Return the records word for word. Any pictures in them are not part of the copy.

Dataset rows about figures
┄┄┄┄┄┄┄┄┄┄

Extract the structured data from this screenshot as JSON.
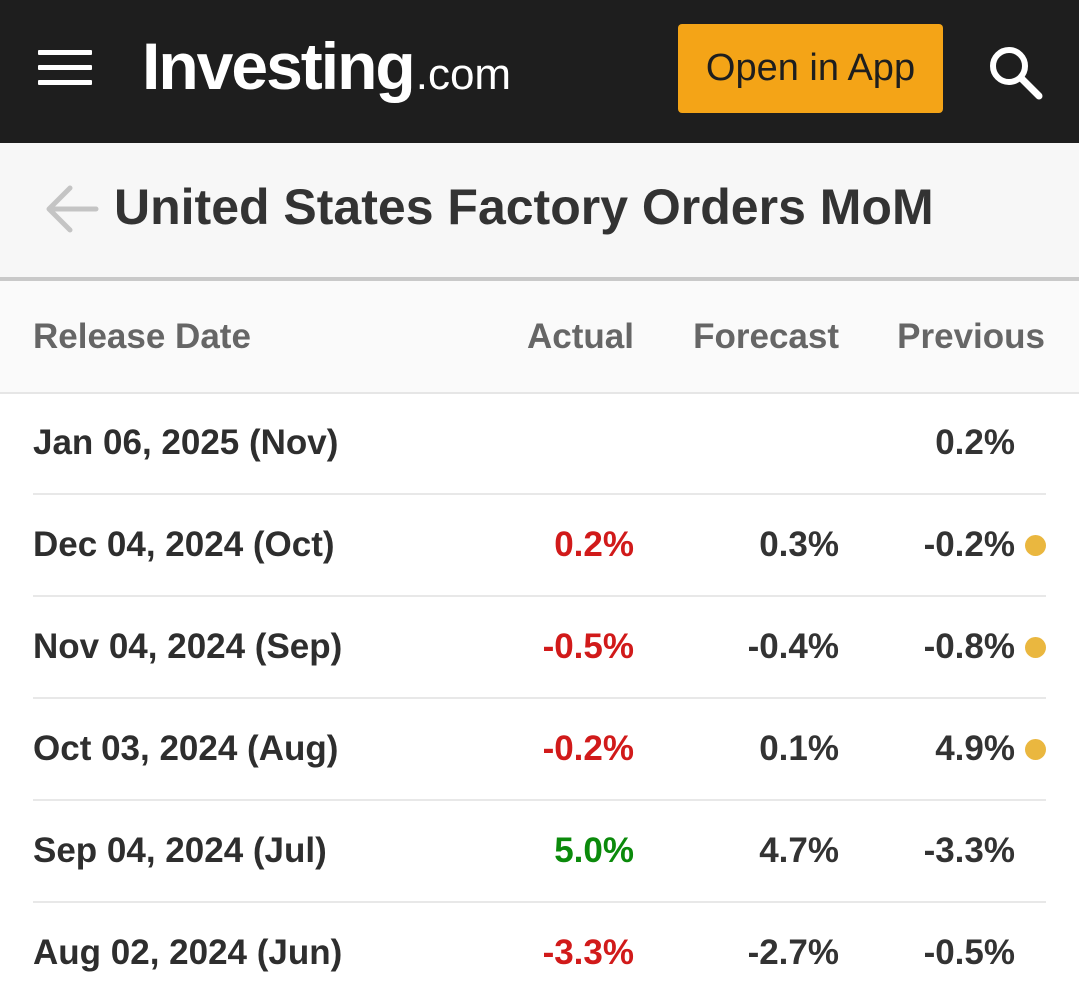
{
  "header": {
    "logo_main": "Investing",
    "logo_domain": ".com",
    "open_app_label": "Open in App"
  },
  "title_bar": {
    "title": "United States Factory Orders MoM"
  },
  "table": {
    "columns": [
      "Release Date",
      "Actual",
      "Forecast",
      "Previous"
    ],
    "rows": [
      {
        "date": "Jan 06, 2025 (Nov)",
        "actual": "",
        "actual_tone": "",
        "forecast": "",
        "previous": "0.2%",
        "revised": false
      },
      {
        "date": "Dec 04, 2024 (Oct)",
        "actual": "0.2%",
        "actual_tone": "neg",
        "forecast": "0.3%",
        "previous": "-0.2%",
        "revised": true
      },
      {
        "date": "Nov 04, 2024 (Sep)",
        "actual": "-0.5%",
        "actual_tone": "neg",
        "forecast": "-0.4%",
        "previous": "-0.8%",
        "revised": true
      },
      {
        "date": "Oct 03, 2024 (Aug)",
        "actual": "-0.2%",
        "actual_tone": "neg",
        "forecast": "0.1%",
        "previous": "4.9%",
        "revised": true
      },
      {
        "date": "Sep 04, 2024 (Jul)",
        "actual": "5.0%",
        "actual_tone": "pos",
        "forecast": "4.7%",
        "previous": "-3.3%",
        "revised": false
      },
      {
        "date": "Aug 02, 2024 (Jun)",
        "actual": "-3.3%",
        "actual_tone": "neg",
        "forecast": "-2.7%",
        "previous": "-0.5%",
        "revised": false
      }
    ]
  },
  "colors": {
    "header_bg": "#1e1e1e",
    "accent": "#f4a417",
    "negative": "#d11a1a",
    "positive": "#0b8a0b",
    "revised_dot": "#eab73f"
  },
  "icons": {
    "menu": "hamburger-icon",
    "search": "search-icon",
    "back": "back-arrow-icon",
    "revised": "revised-dot-icon"
  }
}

┄┄┄┄┄┄┄┄┄┄

▸ **Task output**
Extract the structured data from this screenshot as JSON.
{
  "header": {
    "logo_main": "Investing",
    "logo_domain": ".com",
    "open_app_label": "Open in App"
  },
  "title_bar": {
    "title": "United States Factory Orders MoM"
  },
  "table": {
    "columns": [
      "Release Date",
      "Actual",
      "Forecast",
      "Previous"
    ],
    "rows": [
      {
        "date": "Jan 06, 2025 (Nov)",
        "actual": "",
        "actual_tone": "",
        "forecast": "",
        "previous": "0.2%",
        "revised": false
      },
      {
        "date": "Dec 04, 2024 (Oct)",
        "actual": "0.2%",
        "actual_tone": "neg",
        "forecast": "0.3%",
        "previous": "-0.2%",
        "revised": true
      },
      {
        "date": "Nov 04, 2024 (Sep)",
        "actual": "-0.5%",
        "actual_tone": "neg",
        "forecast": "-0.4%",
        "previous": "-0.8%",
        "revised": true
      },
      {
        "date": "Oct 03, 2024 (Aug)",
        "actual": "-0.2%",
        "actual_tone": "neg",
        "forecast": "0.1%",
        "previous": "4.9%",
        "revised": true
      },
      {
        "date": "Sep 04, 2024 (Jul)",
        "actual": "5.0%",
        "actual_tone": "pos",
        "forecast": "4.7%",
        "previous": "-3.3%",
        "revised": false
      },
      {
        "date": "Aug 02, 2024 (Jun)",
        "actual": "-3.3%",
        "actual_tone": "neg",
        "forecast": "-2.7%",
        "previous": "-0.5%",
        "revised": false
      }
    ]
  },
  "colors": {
    "header_bg": "#1e1e1e",
    "accent": "#f4a417",
    "negative": "#d11a1a",
    "positive": "#0b8a0b",
    "revised_dot": "#eab73f"
  },
  "icons": {
    "menu": "hamburger-icon",
    "search": "search-icon",
    "back": "back-arrow-icon",
    "revised": "revised-dot-icon"
  }
}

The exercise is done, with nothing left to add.